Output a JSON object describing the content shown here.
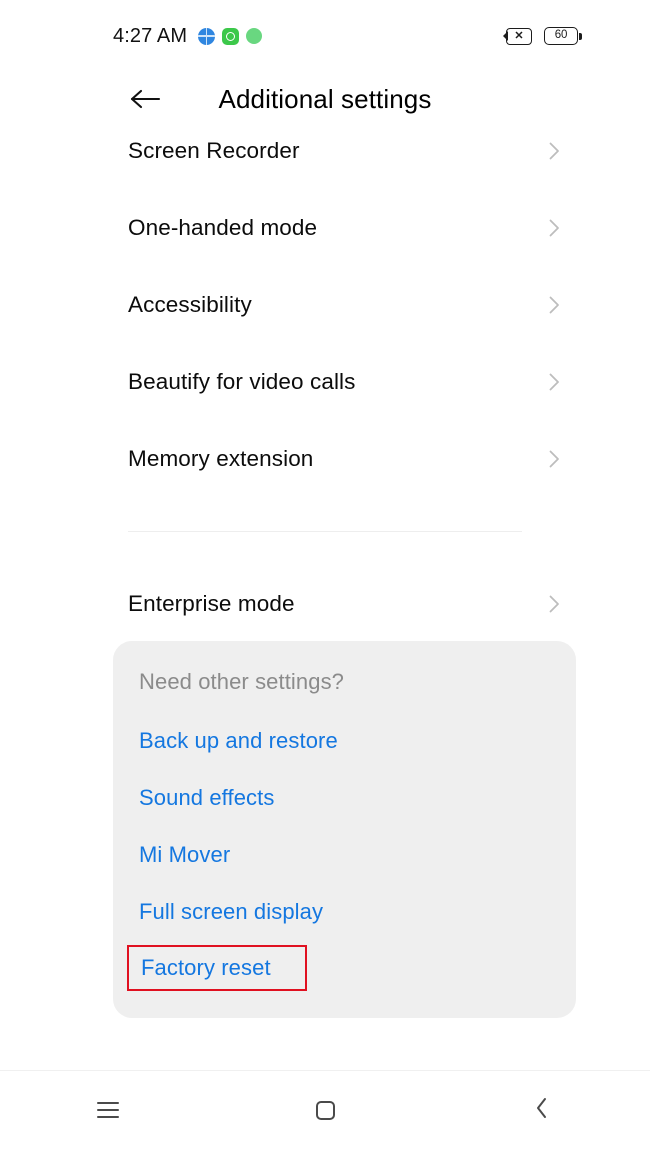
{
  "status_bar": {
    "time": "4:27 AM",
    "notification_icons": [
      "globe-icon",
      "green-app-icon",
      "green-dot-icon"
    ],
    "mute_icon_label": "✕",
    "battery_level": "60",
    "right_icons": [
      "mute-icon",
      "battery-icon"
    ]
  },
  "app_bar": {
    "back_icon": "back-arrow-icon",
    "title": "Additional settings"
  },
  "settings_list": [
    {
      "label": "Screen Recorder",
      "chevron": "chevron-right-icon"
    },
    {
      "label": "One-handed mode",
      "chevron": "chevron-right-icon"
    },
    {
      "label": "Accessibility",
      "chevron": "chevron-right-icon"
    },
    {
      "label": "Beautify for video calls",
      "chevron": "chevron-right-icon"
    },
    {
      "label": "Memory extension",
      "chevron": "chevron-right-icon"
    },
    {
      "label": "Enterprise mode",
      "chevron": "chevron-right-icon"
    }
  ],
  "other_settings_card": {
    "heading": "Need other settings?",
    "links": [
      {
        "label": "Back up and restore",
        "highlighted": false
      },
      {
        "label": "Sound effects",
        "highlighted": false
      },
      {
        "label": "Mi Mover",
        "highlighted": false
      },
      {
        "label": "Full screen display",
        "highlighted": false
      },
      {
        "label": "Factory reset",
        "highlighted": true
      }
    ]
  },
  "nav_bar": {
    "recents_label": "recents-icon",
    "home_label": "home-icon",
    "back_label": "back-icon"
  },
  "colors": {
    "link_blue": "#1477e0",
    "card_bg": "#efefef",
    "heading_gray": "#8b8b8b",
    "highlight_red": "#e01020",
    "text_black": "#0c0c0c"
  }
}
━━━━
Task description |
Copy all the records above exactly, but leave out the pictures.

Exercise response |
Output a JSON object describing the content shown here.
{
  "status_bar": {
    "time": "4:27 AM",
    "notification_icons": [
      "globe-icon",
      "green-app-icon",
      "green-dot-icon"
    ],
    "mute_icon_label": "✕",
    "battery_level": "60",
    "right_icons": [
      "mute-icon",
      "battery-icon"
    ]
  },
  "app_bar": {
    "back_icon": "back-arrow-icon",
    "title": "Additional settings"
  },
  "settings_list": [
    {
      "label": "Screen Recorder",
      "chevron": "chevron-right-icon"
    },
    {
      "label": "One-handed mode",
      "chevron": "chevron-right-icon"
    },
    {
      "label": "Accessibility",
      "chevron": "chevron-right-icon"
    },
    {
      "label": "Beautify for video calls",
      "chevron": "chevron-right-icon"
    },
    {
      "label": "Memory extension",
      "chevron": "chevron-right-icon"
    },
    {
      "label": "Enterprise mode",
      "chevron": "chevron-right-icon"
    }
  ],
  "other_settings_card": {
    "heading": "Need other settings?",
    "links": [
      {
        "label": "Back up and restore",
        "highlighted": false
      },
      {
        "label": "Sound effects",
        "highlighted": false
      },
      {
        "label": "Mi Mover",
        "highlighted": false
      },
      {
        "label": "Full screen display",
        "highlighted": false
      },
      {
        "label": "Factory reset",
        "highlighted": true
      }
    ]
  },
  "nav_bar": {
    "recents_label": "recents-icon",
    "home_label": "home-icon",
    "back_label": "back-icon"
  },
  "colors": {
    "link_blue": "#1477e0",
    "card_bg": "#efefef",
    "heading_gray": "#8b8b8b",
    "highlight_red": "#e01020",
    "text_black": "#0c0c0c"
  }
}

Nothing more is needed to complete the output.